Given records:
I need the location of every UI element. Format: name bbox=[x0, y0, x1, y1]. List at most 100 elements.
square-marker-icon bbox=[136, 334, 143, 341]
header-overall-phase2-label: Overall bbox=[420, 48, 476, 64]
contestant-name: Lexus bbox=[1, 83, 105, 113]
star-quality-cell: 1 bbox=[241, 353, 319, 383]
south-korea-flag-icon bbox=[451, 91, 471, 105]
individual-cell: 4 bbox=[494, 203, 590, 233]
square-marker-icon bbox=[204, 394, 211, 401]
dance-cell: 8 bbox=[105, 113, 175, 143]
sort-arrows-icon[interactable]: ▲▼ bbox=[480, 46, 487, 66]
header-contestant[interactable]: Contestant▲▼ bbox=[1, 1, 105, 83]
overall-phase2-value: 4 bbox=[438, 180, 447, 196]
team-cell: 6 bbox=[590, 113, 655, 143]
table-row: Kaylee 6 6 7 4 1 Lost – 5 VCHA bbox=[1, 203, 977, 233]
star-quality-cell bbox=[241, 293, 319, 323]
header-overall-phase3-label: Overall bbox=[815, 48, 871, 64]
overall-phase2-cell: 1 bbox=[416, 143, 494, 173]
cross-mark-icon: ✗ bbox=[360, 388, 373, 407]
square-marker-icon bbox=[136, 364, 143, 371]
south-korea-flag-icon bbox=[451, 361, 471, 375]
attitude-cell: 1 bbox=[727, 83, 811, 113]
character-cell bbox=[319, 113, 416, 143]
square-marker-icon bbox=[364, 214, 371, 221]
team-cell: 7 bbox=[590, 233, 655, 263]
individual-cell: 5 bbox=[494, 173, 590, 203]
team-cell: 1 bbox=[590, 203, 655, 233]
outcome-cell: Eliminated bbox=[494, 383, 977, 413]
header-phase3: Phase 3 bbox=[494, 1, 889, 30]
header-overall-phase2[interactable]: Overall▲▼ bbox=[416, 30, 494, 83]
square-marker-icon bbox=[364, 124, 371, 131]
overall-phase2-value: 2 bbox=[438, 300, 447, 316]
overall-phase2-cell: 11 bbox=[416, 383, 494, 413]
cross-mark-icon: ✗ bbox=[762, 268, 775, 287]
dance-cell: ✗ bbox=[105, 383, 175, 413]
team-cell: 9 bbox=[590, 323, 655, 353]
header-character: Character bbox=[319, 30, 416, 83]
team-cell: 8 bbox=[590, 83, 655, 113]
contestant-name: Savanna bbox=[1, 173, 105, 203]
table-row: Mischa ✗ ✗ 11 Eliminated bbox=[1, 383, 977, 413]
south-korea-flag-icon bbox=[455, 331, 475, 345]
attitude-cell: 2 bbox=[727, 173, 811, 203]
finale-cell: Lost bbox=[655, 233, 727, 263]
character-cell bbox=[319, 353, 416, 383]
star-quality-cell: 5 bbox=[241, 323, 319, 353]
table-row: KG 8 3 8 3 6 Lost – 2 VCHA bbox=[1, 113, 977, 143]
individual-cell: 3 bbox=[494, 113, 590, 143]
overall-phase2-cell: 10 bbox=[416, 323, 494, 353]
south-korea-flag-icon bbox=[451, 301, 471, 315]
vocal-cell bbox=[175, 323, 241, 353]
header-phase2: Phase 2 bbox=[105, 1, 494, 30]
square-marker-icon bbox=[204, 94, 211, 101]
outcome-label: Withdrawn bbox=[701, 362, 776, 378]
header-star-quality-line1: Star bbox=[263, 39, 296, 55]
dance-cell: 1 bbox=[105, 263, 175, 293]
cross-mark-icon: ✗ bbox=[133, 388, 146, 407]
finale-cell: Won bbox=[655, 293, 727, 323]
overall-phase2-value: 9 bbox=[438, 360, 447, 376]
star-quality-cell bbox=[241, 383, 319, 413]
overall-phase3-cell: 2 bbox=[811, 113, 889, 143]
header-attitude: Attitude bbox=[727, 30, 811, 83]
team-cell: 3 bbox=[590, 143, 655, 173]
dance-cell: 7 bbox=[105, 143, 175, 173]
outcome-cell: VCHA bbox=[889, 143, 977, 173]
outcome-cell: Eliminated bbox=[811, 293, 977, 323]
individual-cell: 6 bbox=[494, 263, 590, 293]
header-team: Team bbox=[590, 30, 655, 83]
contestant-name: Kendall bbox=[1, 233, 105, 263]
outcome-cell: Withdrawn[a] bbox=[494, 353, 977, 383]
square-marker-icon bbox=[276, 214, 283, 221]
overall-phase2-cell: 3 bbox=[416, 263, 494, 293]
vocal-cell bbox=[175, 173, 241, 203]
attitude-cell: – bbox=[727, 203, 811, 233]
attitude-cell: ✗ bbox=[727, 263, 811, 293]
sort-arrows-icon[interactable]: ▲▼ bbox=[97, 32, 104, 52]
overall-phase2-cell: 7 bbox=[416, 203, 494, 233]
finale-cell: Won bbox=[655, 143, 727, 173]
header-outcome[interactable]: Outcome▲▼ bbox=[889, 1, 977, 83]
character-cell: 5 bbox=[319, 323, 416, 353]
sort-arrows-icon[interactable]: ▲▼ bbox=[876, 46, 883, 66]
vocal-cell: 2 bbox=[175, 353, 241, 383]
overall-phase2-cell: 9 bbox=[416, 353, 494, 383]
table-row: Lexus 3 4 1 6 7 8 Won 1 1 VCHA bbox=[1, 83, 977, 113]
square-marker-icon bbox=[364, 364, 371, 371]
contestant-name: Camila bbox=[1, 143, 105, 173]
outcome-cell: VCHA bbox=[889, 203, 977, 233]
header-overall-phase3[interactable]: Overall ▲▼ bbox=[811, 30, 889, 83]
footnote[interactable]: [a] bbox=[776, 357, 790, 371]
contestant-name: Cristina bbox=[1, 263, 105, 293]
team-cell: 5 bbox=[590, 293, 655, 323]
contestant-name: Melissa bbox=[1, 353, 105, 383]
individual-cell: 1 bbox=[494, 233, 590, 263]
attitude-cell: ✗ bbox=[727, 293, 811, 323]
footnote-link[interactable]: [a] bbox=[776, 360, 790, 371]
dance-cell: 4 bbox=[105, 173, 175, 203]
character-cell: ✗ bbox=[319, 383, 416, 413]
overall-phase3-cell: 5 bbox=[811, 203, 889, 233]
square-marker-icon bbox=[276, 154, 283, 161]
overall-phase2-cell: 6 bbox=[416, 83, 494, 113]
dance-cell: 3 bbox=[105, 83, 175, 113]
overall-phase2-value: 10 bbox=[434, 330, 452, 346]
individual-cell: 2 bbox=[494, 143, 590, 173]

Exercise goal: Copy every line of the data above without changing a single character.

Result of this exercise:
I need the location of every UI element. Format: name bbox=[x0, y0, x1, y1]. List at most 100 elements.
square-marker-icon bbox=[136, 334, 143, 341]
header-overall-phase2-label: Overall bbox=[420, 48, 476, 64]
contestant-name: Lexus bbox=[1, 83, 105, 113]
star-quality-cell: 1 bbox=[241, 353, 319, 383]
south-korea-flag-icon bbox=[451, 91, 471, 105]
individual-cell: 4 bbox=[494, 203, 590, 233]
square-marker-icon bbox=[204, 394, 211, 401]
dance-cell: 8 bbox=[105, 113, 175, 143]
sort-arrows-icon[interactable]: ▲▼ bbox=[480, 46, 487, 66]
header-contestant[interactable]: Contestant▲▼ bbox=[1, 1, 105, 83]
overall-phase2-value: 4 bbox=[438, 180, 447, 196]
team-cell: 6 bbox=[590, 113, 655, 143]
table-row: Kaylee 6 6 7 4 1 Lost – 5 VCHA bbox=[1, 203, 977, 233]
star-quality-cell bbox=[241, 293, 319, 323]
header-overall-phase3-label: Overall bbox=[815, 48, 871, 64]
overall-phase2-cell: 1 bbox=[416, 143, 494, 173]
cross-mark-icon: ✗ bbox=[360, 388, 373, 407]
square-marker-icon bbox=[136, 364, 143, 371]
south-korea-flag-icon bbox=[451, 361, 471, 375]
attitude-cell: 1 bbox=[727, 83, 811, 113]
character-cell bbox=[319, 113, 416, 143]
square-marker-icon bbox=[364, 214, 371, 221]
team-cell: 7 bbox=[590, 233, 655, 263]
individual-cell: 5 bbox=[494, 173, 590, 203]
team-cell: 1 bbox=[590, 203, 655, 233]
outcome-cell: Eliminated bbox=[494, 383, 977, 413]
header-phase3: Phase 3 bbox=[494, 1, 889, 30]
header-overall-phase2[interactable]: Overall▲▼ bbox=[416, 30, 494, 83]
square-marker-icon bbox=[364, 124, 371, 131]
overall-phase2-value: 2 bbox=[438, 300, 447, 316]
overall-phase2-cell: 11 bbox=[416, 383, 494, 413]
cross-mark-icon: ✗ bbox=[762, 268, 775, 287]
dance-cell: ✗ bbox=[105, 383, 175, 413]
team-cell: 9 bbox=[590, 323, 655, 353]
header-character: Character bbox=[319, 30, 416, 83]
team-cell: 8 bbox=[590, 83, 655, 113]
contestant-name: Savanna bbox=[1, 173, 105, 203]
table-row: Mischa ✗ ✗ 11 Eliminated bbox=[1, 383, 977, 413]
south-korea-flag-icon bbox=[455, 331, 475, 345]
attitude-cell: 2 bbox=[727, 173, 811, 203]
finale-cell: Lost bbox=[655, 233, 727, 263]
character-cell bbox=[319, 353, 416, 383]
star-quality-cell: 5 bbox=[241, 323, 319, 353]
table-row: KG 8 3 8 3 6 Lost – 2 VCHA bbox=[1, 113, 977, 143]
individual-cell: 3 bbox=[494, 113, 590, 143]
overall-phase2-cell: 10 bbox=[416, 323, 494, 353]
south-korea-flag-icon bbox=[451, 301, 471, 315]
vocal-cell bbox=[175, 323, 241, 353]
header-phase2: Phase 2 bbox=[105, 1, 494, 30]
square-marker-icon bbox=[204, 94, 211, 101]
outcome-label: Withdrawn bbox=[701, 362, 776, 378]
header-star-quality-line1: Star bbox=[263, 39, 296, 55]
dance-cell: 1 bbox=[105, 263, 175, 293]
cross-mark-icon: ✗ bbox=[133, 388, 146, 407]
finale-cell: Won bbox=[655, 293, 727, 323]
overall-phase2-value: 9 bbox=[438, 360, 447, 376]
star-quality-cell bbox=[241, 383, 319, 413]
overall-phase3-cell: 2 bbox=[811, 113, 889, 143]
header-attitude: Attitude bbox=[727, 30, 811, 83]
team-cell: 3 bbox=[590, 143, 655, 173]
dance-cell: 7 bbox=[105, 143, 175, 173]
outcome-cell: VCHA bbox=[889, 143, 977, 173]
outcome-cell: Eliminated bbox=[811, 293, 977, 323]
individual-cell: 6 bbox=[494, 263, 590, 293]
header-team: Team bbox=[590, 30, 655, 83]
contestant-name: Kendall bbox=[1, 233, 105, 263]
outcome-cell: Withdrawn[a] bbox=[494, 353, 977, 383]
square-marker-icon bbox=[276, 214, 283, 221]
overall-phase2-cell: 3 bbox=[416, 263, 494, 293]
vocal-cell bbox=[175, 173, 241, 203]
attitude-cell: – bbox=[727, 203, 811, 233]
attitude-cell: ✗ bbox=[727, 263, 811, 293]
sort-arrows-icon[interactable]: ▲▼ bbox=[97, 32, 104, 52]
overall-phase2-cell: 7 bbox=[416, 203, 494, 233]
finale-cell: Won bbox=[655, 143, 727, 173]
header-outcome[interactable]: Outcome▲▼ bbox=[889, 1, 977, 83]
character-cell: 5 bbox=[319, 323, 416, 353]
sort-arrows-icon[interactable]: ▲▼ bbox=[876, 46, 883, 66]
vocal-cell: 2 bbox=[175, 353, 241, 383]
overall-phase2-cell: 9 bbox=[416, 353, 494, 383]
table-row: Lexus 3 4 1 6 7 8 Won 1 1 VCHA bbox=[1, 83, 977, 113]
square-marker-icon bbox=[364, 364, 371, 371]
contestant-name: Camila bbox=[1, 143, 105, 173]
outcome-cell: VCHA bbox=[889, 203, 977, 233]
header-overall-phase3[interactable]: Overall ▲▼ bbox=[811, 30, 889, 83]
footnote[interactable]: [a] bbox=[776, 357, 790, 371]
contestant-name: Cristina bbox=[1, 263, 105, 293]
team-cell: 5 bbox=[590, 293, 655, 323]
contestant-name: Melissa bbox=[1, 353, 105, 383]
individual-cell: 1 bbox=[494, 233, 590, 263]
attitude-cell: ✗ bbox=[727, 293, 811, 323]
footnote-link[interactable]: [a] bbox=[776, 360, 790, 371]
dance-cell: 4 bbox=[105, 173, 175, 203]
character-cell: ✗ bbox=[319, 383, 416, 413]
overall-phase3-cell: 5 bbox=[811, 203, 889, 233]
square-marker-icon bbox=[276, 154, 283, 161]
overall-phase2-cell: 6 bbox=[416, 83, 494, 113]
dance-cell: 3 bbox=[105, 83, 175, 113]
overall-phase2-value: 10 bbox=[434, 330, 452, 346]
individual-cell: 2 bbox=[494, 143, 590, 173]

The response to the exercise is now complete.